(Stored data entries)
** BEGIN **

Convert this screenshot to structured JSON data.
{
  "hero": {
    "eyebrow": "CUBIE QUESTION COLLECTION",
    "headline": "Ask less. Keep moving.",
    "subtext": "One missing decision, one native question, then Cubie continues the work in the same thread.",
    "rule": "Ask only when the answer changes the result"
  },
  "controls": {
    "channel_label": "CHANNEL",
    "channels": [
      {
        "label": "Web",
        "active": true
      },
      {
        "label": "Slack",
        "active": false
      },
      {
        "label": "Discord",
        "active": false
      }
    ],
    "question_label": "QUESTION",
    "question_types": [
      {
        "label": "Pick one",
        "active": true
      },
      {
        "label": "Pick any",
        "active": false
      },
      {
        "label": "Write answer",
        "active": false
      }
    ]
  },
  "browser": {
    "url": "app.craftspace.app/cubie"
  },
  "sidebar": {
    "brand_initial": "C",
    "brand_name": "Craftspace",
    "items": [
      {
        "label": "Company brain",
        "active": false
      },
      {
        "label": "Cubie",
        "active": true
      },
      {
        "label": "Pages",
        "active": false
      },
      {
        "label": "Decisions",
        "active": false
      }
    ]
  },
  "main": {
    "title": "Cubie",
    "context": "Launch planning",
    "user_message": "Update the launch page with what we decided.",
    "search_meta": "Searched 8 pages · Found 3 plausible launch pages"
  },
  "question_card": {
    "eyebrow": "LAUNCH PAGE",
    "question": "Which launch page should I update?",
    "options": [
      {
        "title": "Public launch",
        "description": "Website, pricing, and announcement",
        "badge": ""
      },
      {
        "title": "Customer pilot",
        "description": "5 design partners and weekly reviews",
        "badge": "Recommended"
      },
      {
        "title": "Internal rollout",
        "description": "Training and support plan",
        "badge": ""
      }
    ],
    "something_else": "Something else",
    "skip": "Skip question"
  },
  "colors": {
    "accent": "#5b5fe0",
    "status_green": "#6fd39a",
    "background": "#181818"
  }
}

** END **

**What the exercise asks:**
Each record should come back exactly as written.

**Task result:**
Convert this screenshot to structured JSON data.
{
  "hero": {
    "eyebrow": "CUBIE QUESTION COLLECTION",
    "headline": "Ask less. Keep moving.",
    "subtext": "One missing decision, one native question, then Cubie continues the work in the same thread.",
    "rule": "Ask only when the answer changes the result"
  },
  "controls": {
    "channel_label": "CHANNEL",
    "channels": [
      {
        "label": "Web",
        "active": true
      },
      {
        "label": "Slack",
        "active": false
      },
      {
        "label": "Discord",
        "active": false
      }
    ],
    "question_label": "QUESTION",
    "question_types": [
      {
        "label": "Pick one",
        "active": true
      },
      {
        "label": "Pick any",
        "active": false
      },
      {
        "label": "Write answer",
        "active": false
      }
    ]
  },
  "browser": {
    "url": "app.craftspace.app/cubie"
  },
  "sidebar": {
    "brand_initial": "C",
    "brand_name": "Craftspace",
    "items": [
      {
        "label": "Company brain",
        "active": false
      },
      {
        "label": "Cubie",
        "active": true
      },
      {
        "label": "Pages",
        "active": false
      },
      {
        "label": "Decisions",
        "active": false
      }
    ]
  },
  "main": {
    "title": "Cubie",
    "context": "Launch planning",
    "user_message": "Update the launch page with what we decided.",
    "search_meta": "Searched 8 pages · Found 3 plausible launch pages"
  },
  "question_card": {
    "eyebrow": "LAUNCH PAGE",
    "question": "Which launch page should I update?",
    "options": [
      {
        "title": "Public launch",
        "description": "Website, pricing, and announcement",
        "badge": ""
      },
      {
        "title": "Customer pilot",
        "description": "5 design partners and weekly reviews",
        "badge": "Recommended"
      },
      {
        "title": "Internal rollout",
        "description": "Training and support plan",
        "badge": ""
      }
    ],
    "something_else": "Something else",
    "skip": "Skip question"
  },
  "colors": {
    "accent": "#5b5fe0",
    "status_green": "#6fd39a",
    "background": "#181818"
  }
}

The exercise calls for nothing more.